* Given exercise: Print all entries precisely as they are written.

* Given data:

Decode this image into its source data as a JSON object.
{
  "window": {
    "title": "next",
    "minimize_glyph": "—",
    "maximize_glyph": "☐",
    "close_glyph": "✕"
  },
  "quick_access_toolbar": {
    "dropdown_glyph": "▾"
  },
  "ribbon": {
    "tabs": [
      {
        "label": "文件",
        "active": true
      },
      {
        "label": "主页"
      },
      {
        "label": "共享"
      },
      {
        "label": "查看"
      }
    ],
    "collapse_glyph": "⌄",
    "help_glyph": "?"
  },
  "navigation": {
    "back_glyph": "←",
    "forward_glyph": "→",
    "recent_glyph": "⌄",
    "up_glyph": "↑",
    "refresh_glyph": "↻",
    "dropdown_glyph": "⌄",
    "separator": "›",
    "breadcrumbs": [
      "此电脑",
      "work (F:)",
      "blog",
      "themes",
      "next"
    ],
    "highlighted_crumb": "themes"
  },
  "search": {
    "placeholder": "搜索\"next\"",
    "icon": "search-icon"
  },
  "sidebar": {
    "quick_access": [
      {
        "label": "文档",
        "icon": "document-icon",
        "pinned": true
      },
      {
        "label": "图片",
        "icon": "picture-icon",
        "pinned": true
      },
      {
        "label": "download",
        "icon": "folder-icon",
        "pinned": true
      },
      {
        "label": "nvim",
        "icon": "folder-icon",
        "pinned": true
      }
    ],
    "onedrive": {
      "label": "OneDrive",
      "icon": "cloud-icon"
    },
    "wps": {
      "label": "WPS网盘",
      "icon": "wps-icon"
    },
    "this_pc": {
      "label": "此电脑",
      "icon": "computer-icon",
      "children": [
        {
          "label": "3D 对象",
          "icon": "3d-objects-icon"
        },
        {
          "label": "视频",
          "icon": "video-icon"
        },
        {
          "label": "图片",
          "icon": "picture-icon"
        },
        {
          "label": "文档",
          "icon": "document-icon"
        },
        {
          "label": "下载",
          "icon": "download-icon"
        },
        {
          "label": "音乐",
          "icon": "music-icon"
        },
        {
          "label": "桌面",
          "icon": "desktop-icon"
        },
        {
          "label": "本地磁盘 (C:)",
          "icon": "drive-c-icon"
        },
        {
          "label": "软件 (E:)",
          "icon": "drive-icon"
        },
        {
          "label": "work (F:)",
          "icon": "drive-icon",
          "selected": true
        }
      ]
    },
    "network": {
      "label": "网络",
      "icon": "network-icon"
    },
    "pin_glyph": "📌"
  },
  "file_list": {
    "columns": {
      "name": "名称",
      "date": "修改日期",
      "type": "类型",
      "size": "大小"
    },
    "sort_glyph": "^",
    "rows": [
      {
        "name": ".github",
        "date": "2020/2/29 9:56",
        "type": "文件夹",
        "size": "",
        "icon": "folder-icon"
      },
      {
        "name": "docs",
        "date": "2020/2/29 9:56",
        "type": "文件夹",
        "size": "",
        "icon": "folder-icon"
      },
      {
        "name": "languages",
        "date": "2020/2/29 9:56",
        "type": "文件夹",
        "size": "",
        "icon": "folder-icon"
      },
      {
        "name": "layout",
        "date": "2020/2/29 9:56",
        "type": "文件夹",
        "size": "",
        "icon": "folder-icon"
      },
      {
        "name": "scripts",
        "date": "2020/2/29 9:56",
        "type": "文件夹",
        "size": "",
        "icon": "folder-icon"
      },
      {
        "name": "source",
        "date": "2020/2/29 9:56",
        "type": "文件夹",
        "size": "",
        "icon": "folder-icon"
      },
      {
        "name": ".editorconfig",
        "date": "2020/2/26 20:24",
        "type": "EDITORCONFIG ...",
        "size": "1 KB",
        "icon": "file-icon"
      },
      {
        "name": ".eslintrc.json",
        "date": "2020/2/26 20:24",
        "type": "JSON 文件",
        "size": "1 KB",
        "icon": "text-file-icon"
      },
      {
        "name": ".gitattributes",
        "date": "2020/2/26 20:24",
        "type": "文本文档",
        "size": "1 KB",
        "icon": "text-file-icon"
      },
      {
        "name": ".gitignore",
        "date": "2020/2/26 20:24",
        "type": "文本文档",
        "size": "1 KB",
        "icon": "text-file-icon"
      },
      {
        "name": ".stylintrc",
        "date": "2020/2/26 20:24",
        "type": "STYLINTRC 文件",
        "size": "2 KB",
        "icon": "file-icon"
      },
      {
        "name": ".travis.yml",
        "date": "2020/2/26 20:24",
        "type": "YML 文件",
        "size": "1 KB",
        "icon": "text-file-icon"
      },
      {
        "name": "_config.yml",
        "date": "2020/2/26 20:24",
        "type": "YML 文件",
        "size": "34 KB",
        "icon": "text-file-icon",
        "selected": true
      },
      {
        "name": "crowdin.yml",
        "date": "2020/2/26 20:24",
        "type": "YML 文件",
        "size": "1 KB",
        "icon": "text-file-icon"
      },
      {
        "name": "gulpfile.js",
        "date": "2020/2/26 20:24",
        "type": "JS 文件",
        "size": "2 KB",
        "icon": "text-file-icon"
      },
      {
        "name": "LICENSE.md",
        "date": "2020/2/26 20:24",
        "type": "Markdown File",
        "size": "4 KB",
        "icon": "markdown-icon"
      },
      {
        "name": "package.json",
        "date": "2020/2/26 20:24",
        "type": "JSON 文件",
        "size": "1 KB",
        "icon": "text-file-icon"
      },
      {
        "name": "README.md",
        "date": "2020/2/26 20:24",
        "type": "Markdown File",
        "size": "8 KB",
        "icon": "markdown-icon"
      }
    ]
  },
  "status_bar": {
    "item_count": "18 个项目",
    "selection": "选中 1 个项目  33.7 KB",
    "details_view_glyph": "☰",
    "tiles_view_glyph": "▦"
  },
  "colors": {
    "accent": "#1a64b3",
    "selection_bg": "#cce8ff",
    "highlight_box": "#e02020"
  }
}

* Answer to the problem:
Decode this image into its source data as a JSON object.
{
  "window": {
    "title": "next",
    "minimize_glyph": "—",
    "maximize_glyph": "☐",
    "close_glyph": "✕"
  },
  "quick_access_toolbar": {
    "dropdown_glyph": "▾"
  },
  "ribbon": {
    "tabs": [
      {
        "label": "文件",
        "active": true
      },
      {
        "label": "主页"
      },
      {
        "label": "共享"
      },
      {
        "label": "查看"
      }
    ],
    "collapse_glyph": "⌄",
    "help_glyph": "?"
  },
  "navigation": {
    "back_glyph": "←",
    "forward_glyph": "→",
    "recent_glyph": "⌄",
    "up_glyph": "↑",
    "refresh_glyph": "↻",
    "dropdown_glyph": "⌄",
    "separator": "›",
    "breadcrumbs": [
      "此电脑",
      "work (F:)",
      "blog",
      "themes",
      "next"
    ],
    "highlighted_crumb": "themes"
  },
  "search": {
    "placeholder": "搜索\"next\"",
    "icon": "search-icon"
  },
  "sidebar": {
    "quick_access": [
      {
        "label": "文档",
        "icon": "document-icon",
        "pinned": true
      },
      {
        "label": "图片",
        "icon": "picture-icon",
        "pinned": true
      },
      {
        "label": "download",
        "icon": "folder-icon",
        "pinned": true
      },
      {
        "label": "nvim",
        "icon": "folder-icon",
        "pinned": true
      }
    ],
    "onedrive": {
      "label": "OneDrive",
      "icon": "cloud-icon"
    },
    "wps": {
      "label": "WPS网盘",
      "icon": "wps-icon"
    },
    "this_pc": {
      "label": "此电脑",
      "icon": "computer-icon",
      "children": [
        {
          "label": "3D 对象",
          "icon": "3d-objects-icon"
        },
        {
          "label": "视频",
          "icon": "video-icon"
        },
        {
          "label": "图片",
          "icon": "picture-icon"
        },
        {
          "label": "文档",
          "icon": "document-icon"
        },
        {
          "label": "下载",
          "icon": "download-icon"
        },
        {
          "label": "音乐",
          "icon": "music-icon"
        },
        {
          "label": "桌面",
          "icon": "desktop-icon"
        },
        {
          "label": "本地磁盘 (C:)",
          "icon": "drive-c-icon"
        },
        {
          "label": "软件 (E:)",
          "icon": "drive-icon"
        },
        {
          "label": "work (F:)",
          "icon": "drive-icon",
          "selected": true
        }
      ]
    },
    "network": {
      "label": "网络",
      "icon": "network-icon"
    },
    "pin_glyph": "📌"
  },
  "file_list": {
    "columns": {
      "name": "名称",
      "date": "修改日期",
      "type": "类型",
      "size": "大小"
    },
    "sort_glyph": "^",
    "rows": [
      {
        "name": ".github",
        "date": "2020/2/29 9:56",
        "type": "文件夹",
        "size": "",
        "icon": "folder-icon"
      },
      {
        "name": "docs",
        "date": "2020/2/29 9:56",
        "type": "文件夹",
        "size": "",
        "icon": "folder-icon"
      },
      {
        "name": "languages",
        "date": "2020/2/29 9:56",
        "type": "文件夹",
        "size": "",
        "icon": "folder-icon"
      },
      {
        "name": "layout",
        "date": "2020/2/29 9:56",
        "type": "文件夹",
        "size": "",
        "icon": "folder-icon"
      },
      {
        "name": "scripts",
        "date": "2020/2/29 9:56",
        "type": "文件夹",
        "size": "",
        "icon": "folder-icon"
      },
      {
        "name": "source",
        "date": "2020/2/29 9:56",
        "type": "文件夹",
        "size": "",
        "icon": "folder-icon"
      },
      {
        "name": ".editorconfig",
        "date": "2020/2/26 20:24",
        "type": "EDITORCONFIG ...",
        "size": "1 KB",
        "icon": "file-icon"
      },
      {
        "name": ".eslintrc.json",
        "date": "2020/2/26 20:24",
        "type": "JSON 文件",
        "size": "1 KB",
        "icon": "text-file-icon"
      },
      {
        "name": ".gitattributes",
        "date": "2020/2/26 20:24",
        "type": "文本文档",
        "size": "1 KB",
        "icon": "text-file-icon"
      },
      {
        "name": ".gitignore",
        "date": "2020/2/26 20:24",
        "type": "文本文档",
        "size": "1 KB",
        "icon": "text-file-icon"
      },
      {
        "name": ".stylintrc",
        "date": "2020/2/26 20:24",
        "type": "STYLINTRC 文件",
        "size": "2 KB",
        "icon": "file-icon"
      },
      {
        "name": ".travis.yml",
        "date": "2020/2/26 20:24",
        "type": "YML 文件",
        "size": "1 KB",
        "icon": "text-file-icon"
      },
      {
        "name": "_config.yml",
        "date": "2020/2/26 20:24",
        "type": "YML 文件",
        "size": "34 KB",
        "icon": "text-file-icon",
        "selected": true
      },
      {
        "name": "crowdin.yml",
        "date": "2020/2/26 20:24",
        "type": "YML 文件",
        "size": "1 KB",
        "icon": "text-file-icon"
      },
      {
        "name": "gulpfile.js",
        "date": "2020/2/26 20:24",
        "type": "JS 文件",
        "size": "2 KB",
        "icon": "text-file-icon"
      },
      {
        "name": "LICENSE.md",
        "date": "2020/2/26 20:24",
        "type": "Markdown File",
        "size": "4 KB",
        "icon": "markdown-icon"
      },
      {
        "name": "package.json",
        "date": "2020/2/26 20:24",
        "type": "JSON 文件",
        "size": "1 KB",
        "icon": "text-file-icon"
      },
      {
        "name": "README.md",
        "date": "2020/2/26 20:24",
        "type": "Markdown File",
        "size": "8 KB",
        "icon": "markdown-icon"
      }
    ]
  },
  "status_bar": {
    "item_count": "18 个项目",
    "selection": "选中 1 个项目  33.7 KB",
    "details_view_glyph": "☰",
    "tiles_view_glyph": "▦"
  },
  "colors": {
    "accent": "#1a64b3",
    "selection_bg": "#cce8ff",
    "highlight_box": "#e02020"
  }
}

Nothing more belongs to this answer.